- AIM OF THE TASK -
In the listing below, locate the lines that hold "这个单元格包含一个列表" and copy them.

[Source records]
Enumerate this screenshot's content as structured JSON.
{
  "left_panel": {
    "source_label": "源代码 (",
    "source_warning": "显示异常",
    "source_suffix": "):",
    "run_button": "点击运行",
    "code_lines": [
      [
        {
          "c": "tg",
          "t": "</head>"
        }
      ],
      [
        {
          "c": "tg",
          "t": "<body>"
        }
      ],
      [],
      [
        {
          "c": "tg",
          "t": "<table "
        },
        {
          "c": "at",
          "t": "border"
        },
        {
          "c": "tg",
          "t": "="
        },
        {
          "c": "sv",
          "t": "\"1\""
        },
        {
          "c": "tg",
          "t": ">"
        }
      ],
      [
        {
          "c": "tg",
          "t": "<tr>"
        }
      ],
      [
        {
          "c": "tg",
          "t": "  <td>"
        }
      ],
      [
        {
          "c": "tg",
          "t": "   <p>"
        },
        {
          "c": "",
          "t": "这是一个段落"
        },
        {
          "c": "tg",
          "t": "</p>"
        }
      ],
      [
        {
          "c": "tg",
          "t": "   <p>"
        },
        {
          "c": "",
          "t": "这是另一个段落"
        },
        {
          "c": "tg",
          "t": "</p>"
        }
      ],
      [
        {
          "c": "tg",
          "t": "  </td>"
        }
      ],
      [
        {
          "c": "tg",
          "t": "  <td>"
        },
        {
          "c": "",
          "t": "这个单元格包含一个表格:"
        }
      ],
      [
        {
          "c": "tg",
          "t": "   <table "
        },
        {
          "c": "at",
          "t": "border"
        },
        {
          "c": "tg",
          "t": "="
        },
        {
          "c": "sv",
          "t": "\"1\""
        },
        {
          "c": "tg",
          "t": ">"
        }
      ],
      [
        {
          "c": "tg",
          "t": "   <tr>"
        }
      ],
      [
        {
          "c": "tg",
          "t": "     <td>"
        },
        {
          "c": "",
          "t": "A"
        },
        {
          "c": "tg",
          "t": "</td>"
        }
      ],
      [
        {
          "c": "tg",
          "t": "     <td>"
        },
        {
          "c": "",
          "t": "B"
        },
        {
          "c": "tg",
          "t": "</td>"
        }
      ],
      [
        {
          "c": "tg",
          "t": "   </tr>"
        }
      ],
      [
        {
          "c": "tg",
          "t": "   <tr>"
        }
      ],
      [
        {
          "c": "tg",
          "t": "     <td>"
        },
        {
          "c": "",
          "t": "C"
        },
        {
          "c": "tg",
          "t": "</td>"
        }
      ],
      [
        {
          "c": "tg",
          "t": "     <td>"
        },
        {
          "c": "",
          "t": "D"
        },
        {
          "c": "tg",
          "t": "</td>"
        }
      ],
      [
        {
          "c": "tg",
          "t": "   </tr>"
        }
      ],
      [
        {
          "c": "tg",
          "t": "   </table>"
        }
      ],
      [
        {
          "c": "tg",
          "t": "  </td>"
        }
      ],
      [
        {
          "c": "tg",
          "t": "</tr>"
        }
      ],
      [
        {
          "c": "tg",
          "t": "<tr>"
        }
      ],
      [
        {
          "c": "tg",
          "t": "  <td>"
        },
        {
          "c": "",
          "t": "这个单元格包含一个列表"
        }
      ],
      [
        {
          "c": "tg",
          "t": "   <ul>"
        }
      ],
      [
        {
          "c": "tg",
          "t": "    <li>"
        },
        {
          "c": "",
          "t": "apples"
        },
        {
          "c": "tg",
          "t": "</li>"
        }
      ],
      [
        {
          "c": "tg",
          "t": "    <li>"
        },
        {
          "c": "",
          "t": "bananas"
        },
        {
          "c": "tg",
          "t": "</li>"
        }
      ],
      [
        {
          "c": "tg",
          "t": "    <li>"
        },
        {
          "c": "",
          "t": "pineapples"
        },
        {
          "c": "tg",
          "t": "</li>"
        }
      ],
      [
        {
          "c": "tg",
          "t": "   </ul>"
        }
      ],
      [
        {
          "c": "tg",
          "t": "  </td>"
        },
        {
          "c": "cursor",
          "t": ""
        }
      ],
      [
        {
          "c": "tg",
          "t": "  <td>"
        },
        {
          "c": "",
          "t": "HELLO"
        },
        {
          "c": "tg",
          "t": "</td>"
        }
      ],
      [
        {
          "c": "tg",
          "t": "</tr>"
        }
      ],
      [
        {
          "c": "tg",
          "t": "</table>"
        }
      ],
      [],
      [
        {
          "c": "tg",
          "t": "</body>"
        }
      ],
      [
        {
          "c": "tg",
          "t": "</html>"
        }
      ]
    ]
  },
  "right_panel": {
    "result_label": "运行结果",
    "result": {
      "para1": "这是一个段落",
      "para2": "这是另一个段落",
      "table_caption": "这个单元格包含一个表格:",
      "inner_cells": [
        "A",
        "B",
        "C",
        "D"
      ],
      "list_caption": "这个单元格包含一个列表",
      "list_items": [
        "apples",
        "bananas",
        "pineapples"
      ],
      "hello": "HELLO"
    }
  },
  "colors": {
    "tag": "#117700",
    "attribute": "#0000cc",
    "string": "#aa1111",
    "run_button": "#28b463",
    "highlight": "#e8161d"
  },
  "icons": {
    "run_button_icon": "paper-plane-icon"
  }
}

- SOLUTION BELOW -
          "t": "这个单元格包含一个列表"
      "list_caption": "这个单元格包含一个列表",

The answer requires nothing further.